A run of records:
══════════════════════════════

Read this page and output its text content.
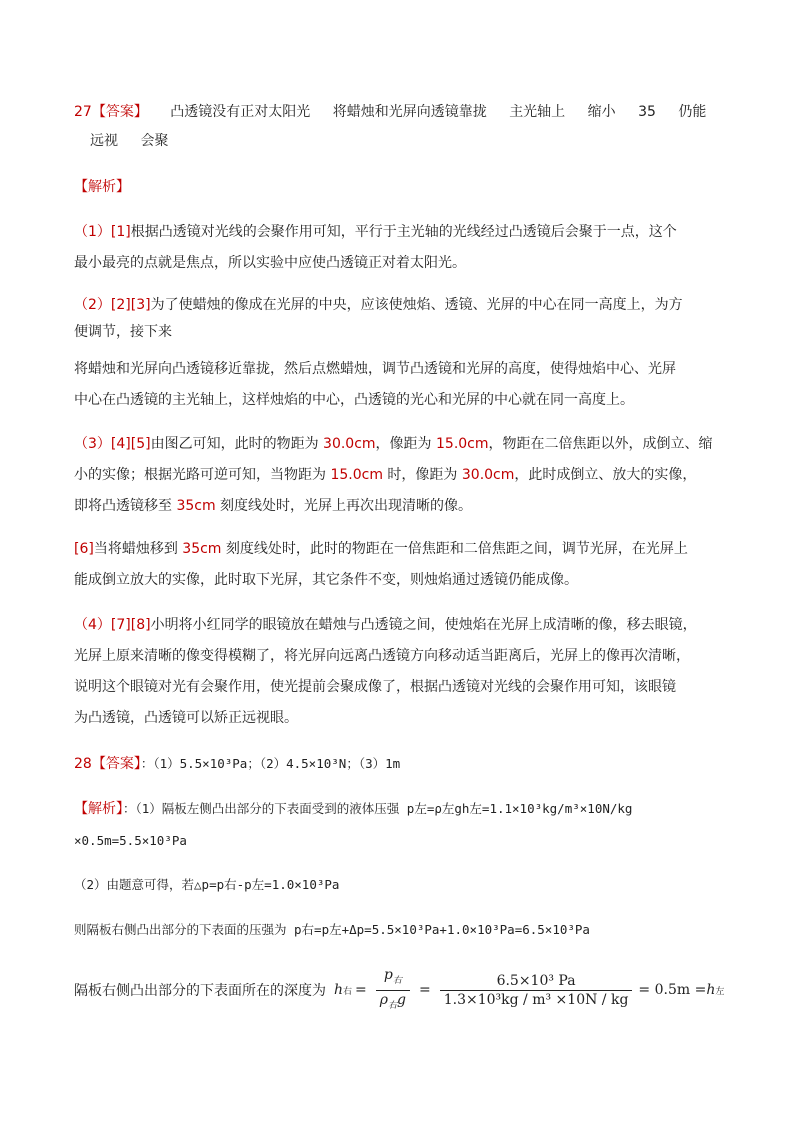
27【答案】 凸透镜没有正对太阳光 将蜡烛和光屏向透镜靠拢 主光轴上 缩小 35 仍能
远视 会聚
【解析】
（1）[1]根据凸透镜对光线的会聚作用可知，平行于主光轴的光线经过凸透镜后会聚于一点，这个
最小最亮的点就是焦点，所以实验中应使凸透镜正对着太阳光。
（2）[2][3]为了使蜡烛的像成在光屏的中央，应该使烛焰、透镜、光屏的中心在同一高度上，为方
便调节，接下来
将蜡烛和光屏向凸透镜移近靠拢，然后点燃蜡烛，调节凸透镜和光屏的高度，使得烛焰中心、光屏
中心在凸透镜的主光轴上，这样烛焰的中心，凸透镜的光心和光屏的中心就在同一高度上。
（3）[4][5]由图乙可知，此时的物距为 30.0cm，像距为 15.0cm，物距在二倍焦距以外，成倒立、缩
小的实像；根据光路可逆可知，当物距为 15.0cm 时，像距为 30.0cm，此时成倒立、放大的实像，
即将凸透镜移至 35cm 刻度线处时，光屏上再次出现清晰的像。
[6]当将蜡烛移到 35cm 刻度线处时，此时的物距在一倍焦距和二倍焦距之间，调节光屏，在光屏上
能成倒立放大的实像，此时取下光屏，其它条件不变，则烛焰通过透镜仍能成像。
（4）[7][8]小明将小红同学的眼镜放在蜡烛与凸透镜之间，使烛焰在光屏上成清晰的像，移去眼镜，
光屏上原来清晰的像变得模糊了，将光屏向远离凸透镜方向移动适当距离后，光屏上的像再次清晰，
说明这个眼镜对光有会聚作用，使光提前会聚成像了，根据凸透镜对光线的会聚作用可知，该眼镜
为凸透镜，凸透镜可以矫正远视眼。
28【答案】：（1）5.5×10³Pa；（2）4.5×10³N；（3）1m
【解析】：（1）隔板左侧凸出部分的下表面受到的液体压强 p左=ρ左gh左=1.1×10³kg/m³×10N/kg
×0.5m=5.5×10³Pa
（2）由题意可得，若△p=p右-p左=1.0×10³Pa
则隔板右侧凸出部分的下表面的压强为 p右=p左+Δp=5.5×10³Pa+1.0×10³Pa=6.5×10³Pa
隔板右侧凸出部分的下表面所在的深度为 h 右 = $\frac{p_右}{\rho_右g} = \frac{\text{6.5×10³ Pa}}{\text{1.3×10³kg / m³ ×10N / kg}} = 0.5m = h$ 左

══════════════════════════════

◆ **PROBLEM TO SOLVE**:
Among the entries above, how many lines hold the string "text"? Give the number by itself.

◆ **FINISHED EXERCISE**:
2